Kay at Mesa Arch in Dead Horse Point SP
Mesa Arch in Dead Horse Point SP
Mesa Arch in Dead Horse Point SP

After a few more photos of the canyons below, we returned to the motel for the afternoon.

Colorado River and Canyonlands NP as seen from Dead Horse Point

Later in the afternoon, we did a quick driving tour of Arches National Park; it was Kay’s second visit and my third. Knowing it would be crowded (you have to reserve a time slot to visit), we did not have any particular goals in mind—just sightseeing. That turned out to be a good thing as a storm rolled in and it rained on us most of the time we were there. We did manage to get a few photos between rain storms.

Storm at Arches NP
Rainbow at Arches NP
Arches NP
Arches NP
Arches NP
Balanced Rock, Arches NP
Double arches, Arches NP

Sunday, August 14, 2022 (Part II)—Canyonlands National Park

After checking into our motel and grabbing a “take away” bite to eat, we drove north to the Island in the Sky District of Canyonlands National Park. I visited there briefly in the mid 1970s, but did not take enough time to smell the roses or take many photographs; Kay had never been there. At Grand View Point Overlook, the majesty of the canyons spread to the horizon. Grand View Point is the southern-most spot on Canyonland’s high mesa, the Island in the Sky. This whole area of the mesa has a 1,000 foot vertical wall, and the trails go right up to the edge—just a little gust of wind, and camera equipment and photographer are over the edge! Laid out below the Grand View Point is a complex network of canyons carved by the converging Colorado and Green Rivers.

Canyonlands NP, from Grand View Point Overlook
Canyonlands NP, from Grand View Point Overlook
Canyonlands NP, from Grand View Point Overlook
Canyonlands NP, from Grand View Point Overlook

From Grand View Point, we began chasing the sunset despite very cloudy conditions. Our final stop was at Orange Cliffs Overlook, but we were unable to see the sunset.

Sunset at Orange Cliffs Overlook, Canyonlands NP

Sunday, August 14, 2022 (Part I)—Continuing Westward

We were awake early, having switched time zones when crossing into New Mexico. We brought coffee beans, grinder, and French press from home, making a great home brew for the road. After stowing overnight items, we continued west from Tucumcari on I-40. At Albuquerque we left the interstate in favor of US Highway 550 northwest to Bloomfield, New Mexico, where we stopped for a picnic lunch on the banks of the San Juan River. From there, it was off through Farmington to Shiprock, New Mexico, where we stopped briefly for photographs. Shiprock is a monadnock rising nearly 1,583 feet above the high-desert plain of the Navajo Nation in San Juan County, New Mexico. Its peak elevation is 7,177 feet above sea level. Shiprock is a point of interest for rock climbers and photographers and has been featured in several film productions and novels. It is the most prominent landmark in northwestern New Mexico. In 1975, Shiprock was designated as a National Natural Landmark by the National Park Service.

----------------

WORK ORDER —
Copy the stretch of the travel account from "From Grand View Point, we" through "see the sunset.", substituting "hazy" for "cloudy".

----------------

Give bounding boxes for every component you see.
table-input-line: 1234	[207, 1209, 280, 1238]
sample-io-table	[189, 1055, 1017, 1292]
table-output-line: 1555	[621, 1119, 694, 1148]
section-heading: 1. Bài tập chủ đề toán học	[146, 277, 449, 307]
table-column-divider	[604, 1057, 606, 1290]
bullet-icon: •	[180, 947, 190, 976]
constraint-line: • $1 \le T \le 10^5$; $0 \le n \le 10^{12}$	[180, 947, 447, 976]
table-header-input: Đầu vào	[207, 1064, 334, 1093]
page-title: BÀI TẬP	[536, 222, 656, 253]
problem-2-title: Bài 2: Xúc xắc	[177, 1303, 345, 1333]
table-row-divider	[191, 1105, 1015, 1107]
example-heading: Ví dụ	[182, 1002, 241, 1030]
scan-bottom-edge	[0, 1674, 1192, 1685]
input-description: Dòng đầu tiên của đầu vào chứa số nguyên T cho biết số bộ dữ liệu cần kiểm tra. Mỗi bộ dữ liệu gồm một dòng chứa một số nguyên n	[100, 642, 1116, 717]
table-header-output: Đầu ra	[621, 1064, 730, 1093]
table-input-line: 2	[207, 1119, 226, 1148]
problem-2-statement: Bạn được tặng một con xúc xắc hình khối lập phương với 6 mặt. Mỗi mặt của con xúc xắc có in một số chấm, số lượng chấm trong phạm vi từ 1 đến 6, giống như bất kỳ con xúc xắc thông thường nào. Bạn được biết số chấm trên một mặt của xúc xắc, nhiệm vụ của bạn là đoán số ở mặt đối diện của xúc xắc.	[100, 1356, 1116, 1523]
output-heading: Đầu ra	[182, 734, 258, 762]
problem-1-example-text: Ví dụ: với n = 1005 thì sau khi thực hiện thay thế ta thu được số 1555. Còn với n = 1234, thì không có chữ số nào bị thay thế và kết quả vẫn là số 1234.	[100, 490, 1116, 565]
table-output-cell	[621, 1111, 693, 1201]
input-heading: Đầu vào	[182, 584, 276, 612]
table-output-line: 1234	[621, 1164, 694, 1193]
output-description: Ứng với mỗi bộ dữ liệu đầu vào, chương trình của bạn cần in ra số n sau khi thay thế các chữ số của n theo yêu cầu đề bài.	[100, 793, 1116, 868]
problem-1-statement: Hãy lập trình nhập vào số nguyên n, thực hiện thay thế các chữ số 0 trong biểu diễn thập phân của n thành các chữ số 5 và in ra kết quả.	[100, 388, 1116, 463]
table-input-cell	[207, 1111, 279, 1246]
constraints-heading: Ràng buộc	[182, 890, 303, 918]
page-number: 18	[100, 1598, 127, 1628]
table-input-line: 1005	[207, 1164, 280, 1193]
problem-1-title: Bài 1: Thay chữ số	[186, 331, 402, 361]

----------------

ANSWER BOX —
From Grand View Point, we began chasing the sunset despite very hazy conditions. Our final stop was at Orange Cliffs Overlook, but we were unable to see the sunset.